Exercise goal ::
Every record below should be printed exactly as it appears.

Dataset records ::

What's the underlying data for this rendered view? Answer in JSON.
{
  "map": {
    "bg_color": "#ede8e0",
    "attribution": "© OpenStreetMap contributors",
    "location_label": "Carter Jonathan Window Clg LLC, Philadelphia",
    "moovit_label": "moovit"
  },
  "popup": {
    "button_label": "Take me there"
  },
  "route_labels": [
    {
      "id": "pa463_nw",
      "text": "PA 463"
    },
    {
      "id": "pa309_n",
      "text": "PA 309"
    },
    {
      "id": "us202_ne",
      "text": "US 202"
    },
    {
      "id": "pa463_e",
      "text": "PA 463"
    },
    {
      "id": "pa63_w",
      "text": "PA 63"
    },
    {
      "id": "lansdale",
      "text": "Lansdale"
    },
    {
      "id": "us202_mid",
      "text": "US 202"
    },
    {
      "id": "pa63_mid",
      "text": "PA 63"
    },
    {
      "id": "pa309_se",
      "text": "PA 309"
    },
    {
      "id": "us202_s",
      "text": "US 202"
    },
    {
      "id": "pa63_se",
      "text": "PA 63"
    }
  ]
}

Solution for this exercise ::
What's the underlying data for this rendered view? Answer in JSON.
{
  "map": {
    "bg_color": "#ede8e0",
    "attribution": "© OpenStreetMap contributors",
    "location_label": "Carter Jonathan Window Clg LLC, Philadelphia",
    "moovit_label": "moovit"
  },
  "popup": {
    "button_label": "Take me there"
  },
  "route_labels": [
    {
      "id": "pa463_nw",
      "text": "PA 463"
    },
    {
      "id": "pa309_n",
      "text": "PA 309"
    },
    {
      "id": "us202_ne",
      "text": "US 202"
    },
    {
      "id": "pa463_e",
      "text": "PA 463"
    },
    {
      "id": "pa63_w",
      "text": "PA 63"
    },
    {
      "id": "lansdale",
      "text": "Lansdale"
    },
    {
      "id": "us202_mid",
      "text": "US 202"
    },
    {
      "id": "pa63_mid",
      "text": "PA 63"
    },
    {
      "id": "pa309_se",
      "text": "PA 309"
    },
    {
      "id": "us202_s",
      "text": "US 202"
    },
    {
      "id": "pa63_se",
      "text": "PA 63"
    }
  ]
}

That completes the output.